Check each line of the records below and collect those that include the word "this".

■ **Records supplied**

::::::::

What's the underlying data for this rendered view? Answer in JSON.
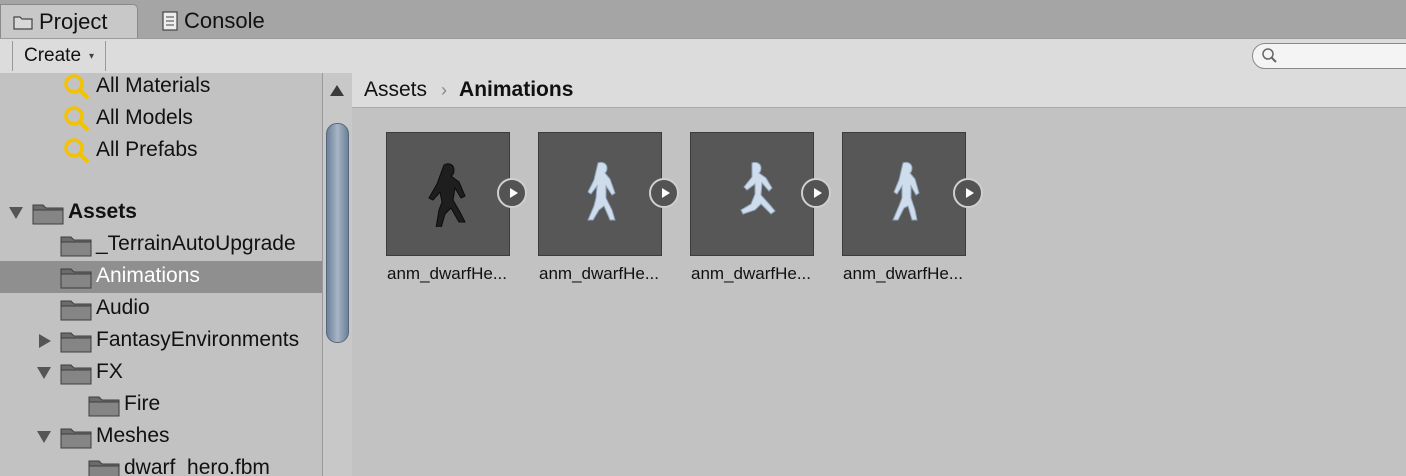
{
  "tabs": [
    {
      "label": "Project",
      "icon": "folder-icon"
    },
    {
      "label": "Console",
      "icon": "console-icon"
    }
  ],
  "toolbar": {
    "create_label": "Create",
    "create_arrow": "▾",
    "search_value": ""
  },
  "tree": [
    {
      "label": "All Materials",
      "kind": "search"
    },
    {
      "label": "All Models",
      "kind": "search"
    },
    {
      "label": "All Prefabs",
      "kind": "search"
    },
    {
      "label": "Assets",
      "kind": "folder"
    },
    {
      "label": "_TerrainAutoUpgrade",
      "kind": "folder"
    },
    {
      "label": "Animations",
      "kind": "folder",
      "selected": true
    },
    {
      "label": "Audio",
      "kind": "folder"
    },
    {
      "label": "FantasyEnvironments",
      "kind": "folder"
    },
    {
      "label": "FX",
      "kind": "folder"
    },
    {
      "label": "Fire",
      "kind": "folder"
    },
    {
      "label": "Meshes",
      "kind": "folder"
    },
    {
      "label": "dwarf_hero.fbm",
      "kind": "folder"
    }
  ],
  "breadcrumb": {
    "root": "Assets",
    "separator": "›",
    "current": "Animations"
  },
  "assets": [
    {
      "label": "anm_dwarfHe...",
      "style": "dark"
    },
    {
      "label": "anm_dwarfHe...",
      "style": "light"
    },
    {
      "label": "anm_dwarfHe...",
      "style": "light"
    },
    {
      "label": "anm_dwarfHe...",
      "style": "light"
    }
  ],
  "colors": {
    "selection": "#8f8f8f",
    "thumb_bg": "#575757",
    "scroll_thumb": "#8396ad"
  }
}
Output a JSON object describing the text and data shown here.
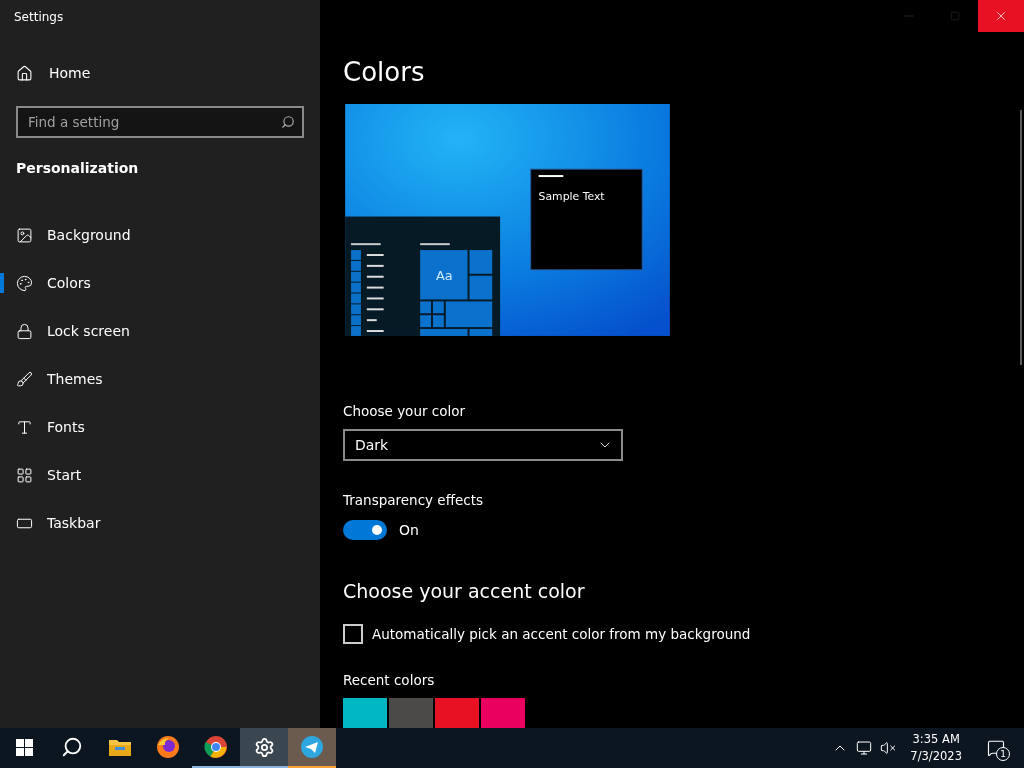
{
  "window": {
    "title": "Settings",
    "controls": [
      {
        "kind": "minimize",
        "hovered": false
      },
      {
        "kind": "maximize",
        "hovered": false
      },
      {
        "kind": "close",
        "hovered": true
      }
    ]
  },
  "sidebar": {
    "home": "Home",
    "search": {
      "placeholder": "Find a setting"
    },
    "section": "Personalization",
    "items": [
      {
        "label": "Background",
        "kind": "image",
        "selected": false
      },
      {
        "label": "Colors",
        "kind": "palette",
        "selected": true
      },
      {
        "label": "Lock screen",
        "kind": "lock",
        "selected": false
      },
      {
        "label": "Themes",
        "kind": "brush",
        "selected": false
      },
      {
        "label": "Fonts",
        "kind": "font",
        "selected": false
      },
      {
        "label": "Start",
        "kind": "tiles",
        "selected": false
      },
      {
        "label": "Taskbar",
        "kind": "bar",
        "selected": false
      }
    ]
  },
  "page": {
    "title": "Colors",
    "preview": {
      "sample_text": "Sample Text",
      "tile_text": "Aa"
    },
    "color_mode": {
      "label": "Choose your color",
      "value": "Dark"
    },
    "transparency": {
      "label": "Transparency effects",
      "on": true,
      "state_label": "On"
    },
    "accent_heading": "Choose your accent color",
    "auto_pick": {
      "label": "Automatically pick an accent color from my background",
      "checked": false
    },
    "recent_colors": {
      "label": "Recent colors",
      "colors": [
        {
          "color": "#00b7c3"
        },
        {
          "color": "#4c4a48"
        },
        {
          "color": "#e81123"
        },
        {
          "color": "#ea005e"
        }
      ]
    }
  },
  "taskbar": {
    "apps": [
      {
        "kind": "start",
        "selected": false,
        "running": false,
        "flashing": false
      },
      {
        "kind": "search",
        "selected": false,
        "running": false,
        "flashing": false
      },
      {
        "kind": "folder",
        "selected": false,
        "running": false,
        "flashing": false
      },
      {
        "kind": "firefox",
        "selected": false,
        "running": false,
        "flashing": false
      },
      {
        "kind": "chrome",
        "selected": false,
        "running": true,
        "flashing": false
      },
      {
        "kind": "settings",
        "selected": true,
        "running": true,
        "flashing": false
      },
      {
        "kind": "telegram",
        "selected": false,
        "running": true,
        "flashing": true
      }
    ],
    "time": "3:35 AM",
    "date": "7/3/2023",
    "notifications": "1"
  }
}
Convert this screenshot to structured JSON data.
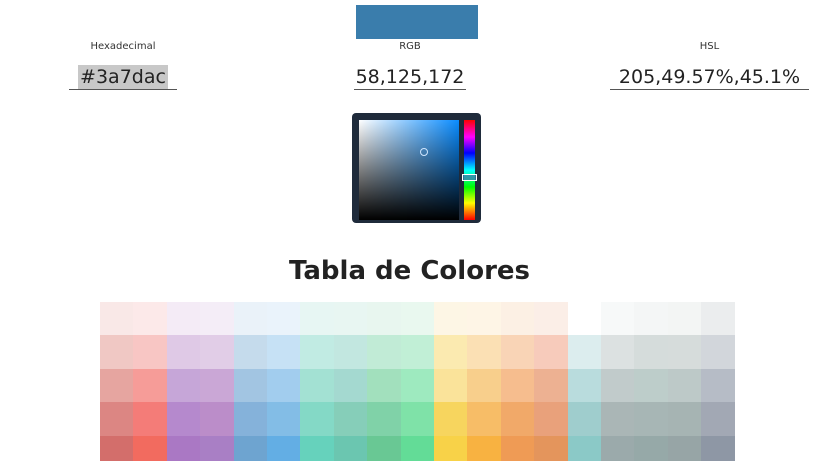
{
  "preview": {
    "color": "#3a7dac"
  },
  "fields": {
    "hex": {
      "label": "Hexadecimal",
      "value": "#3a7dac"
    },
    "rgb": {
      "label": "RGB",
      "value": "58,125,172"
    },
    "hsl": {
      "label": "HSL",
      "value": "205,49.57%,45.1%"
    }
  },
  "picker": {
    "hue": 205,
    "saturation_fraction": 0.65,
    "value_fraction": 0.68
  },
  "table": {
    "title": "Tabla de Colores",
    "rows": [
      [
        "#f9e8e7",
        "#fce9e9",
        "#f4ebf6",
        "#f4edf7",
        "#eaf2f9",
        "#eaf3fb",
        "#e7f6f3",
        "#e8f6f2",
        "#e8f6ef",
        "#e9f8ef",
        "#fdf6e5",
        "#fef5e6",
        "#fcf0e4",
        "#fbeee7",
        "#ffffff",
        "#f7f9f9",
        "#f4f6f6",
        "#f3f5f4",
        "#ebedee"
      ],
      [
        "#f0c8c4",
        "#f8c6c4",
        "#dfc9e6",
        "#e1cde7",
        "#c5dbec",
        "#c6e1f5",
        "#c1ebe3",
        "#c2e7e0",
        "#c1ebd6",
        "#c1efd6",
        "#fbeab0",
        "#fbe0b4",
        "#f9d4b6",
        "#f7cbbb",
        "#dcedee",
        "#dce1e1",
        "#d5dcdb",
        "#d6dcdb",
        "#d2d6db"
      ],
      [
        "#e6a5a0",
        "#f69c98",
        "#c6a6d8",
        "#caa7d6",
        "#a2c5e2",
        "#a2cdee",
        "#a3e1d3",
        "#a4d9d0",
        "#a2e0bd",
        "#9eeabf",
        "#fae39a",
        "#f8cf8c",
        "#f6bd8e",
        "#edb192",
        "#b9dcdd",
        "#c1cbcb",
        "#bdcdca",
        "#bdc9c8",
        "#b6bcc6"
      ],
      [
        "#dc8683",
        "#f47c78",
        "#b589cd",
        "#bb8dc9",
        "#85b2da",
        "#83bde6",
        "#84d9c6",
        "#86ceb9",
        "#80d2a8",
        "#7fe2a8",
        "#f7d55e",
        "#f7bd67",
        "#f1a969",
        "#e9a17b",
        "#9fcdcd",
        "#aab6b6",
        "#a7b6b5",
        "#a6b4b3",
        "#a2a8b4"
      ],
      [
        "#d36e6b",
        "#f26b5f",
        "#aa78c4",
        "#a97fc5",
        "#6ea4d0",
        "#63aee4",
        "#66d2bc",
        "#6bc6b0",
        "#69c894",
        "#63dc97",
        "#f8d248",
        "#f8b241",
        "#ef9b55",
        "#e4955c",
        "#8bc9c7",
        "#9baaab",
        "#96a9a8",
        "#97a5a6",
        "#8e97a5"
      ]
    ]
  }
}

::::::::

■ **The reply**
What's the underlying data for this rendered view? Answer in JSON.
Convert this screenshot to structured JSON data.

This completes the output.